The Untold Truth Of Café Du Monde

As one of the most famous restaurants in America, Café Du Monde is well known for its traditional and simple offerings of powdered sugar-topped beignets and chicory root coffee. It's a fair question to debate whether Café Du Monde should be classified as a breakfast restaurant or a hotspot for dessert, but one thing is for certain: After 160 years in business, the restaurant has developed a cult following. Café Du Monde is widely known as a New Orleans institution, and one of several must-visit spots on any tour through the city. 

While Café Du Monde has long-cemented its place as a storied New Orleans establishment, the grainier details about the cafe's history are often skipped over in conversation. After all, it's hard to discuss any specific details when your mouth is full of soft and decadent French-style donuts. But when it comes down to it, the untold truth of Café Du Monde is every bit as delicious as the food and beverages that are served there. If you're hungry to know more, then grab yourself a steaming cup of coffee and keep reading about this storied coffee shop. 

There is only one food item on the menu at Café Du Monde

If you've never tried a beignet before, Café Du Monde would certainly be the place to start. In fact, visit the café with a craving for something other than delectable French-style donuts coated in mounds of sugar and you may just leave hungry. While the beverage menu at Café Du Monde is a short, concise list of refreshing and revitalizing drinks (think orange juice, hot chocolate, or the regional treat, café au lait), the food menu is even smaller; beignets are the only grub that can be found at Café Du Monde.

§ **Provided material**
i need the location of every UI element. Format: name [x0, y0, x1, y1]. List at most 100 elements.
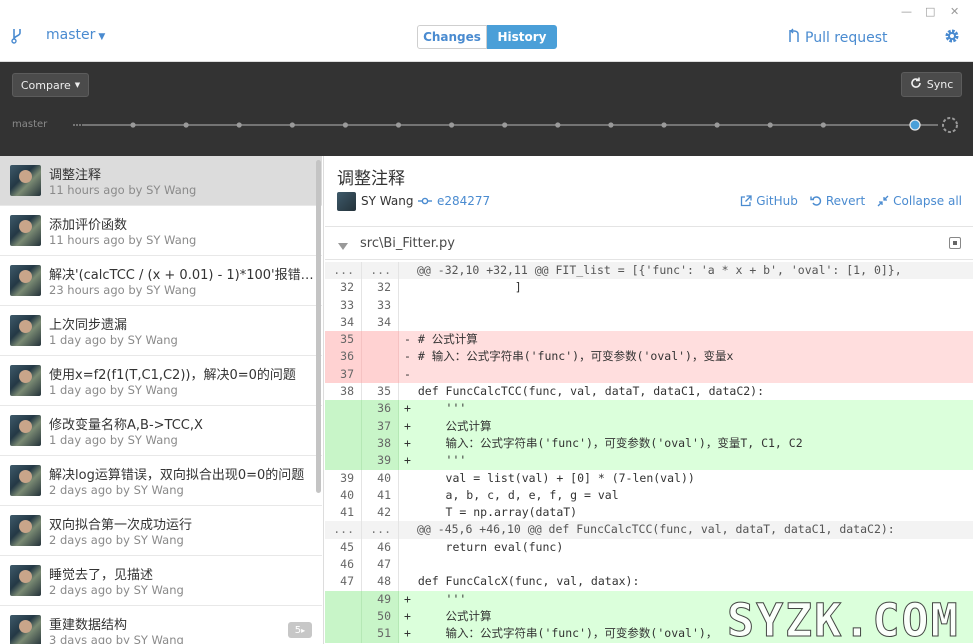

§ **What is needed**
Reproduce the Café Du Monde text word for word from "As one of the" to "through the city.".

§ **Final answer**
As one of the most famous restaurants in America, Café Du Monde is well known for its traditional and simple offerings of powdered sugar-topped beignets and chicory root coffee. It's a fair question to debate whether Café Du Monde should be classified as a breakfast restaurant or a hotspot for dessert, but one thing is for certain: After 160 years in business, the restaurant has developed a cult following. Café Du Monde is widely known as a New Orleans institution, and one of several must-visit spots on any tour through the city.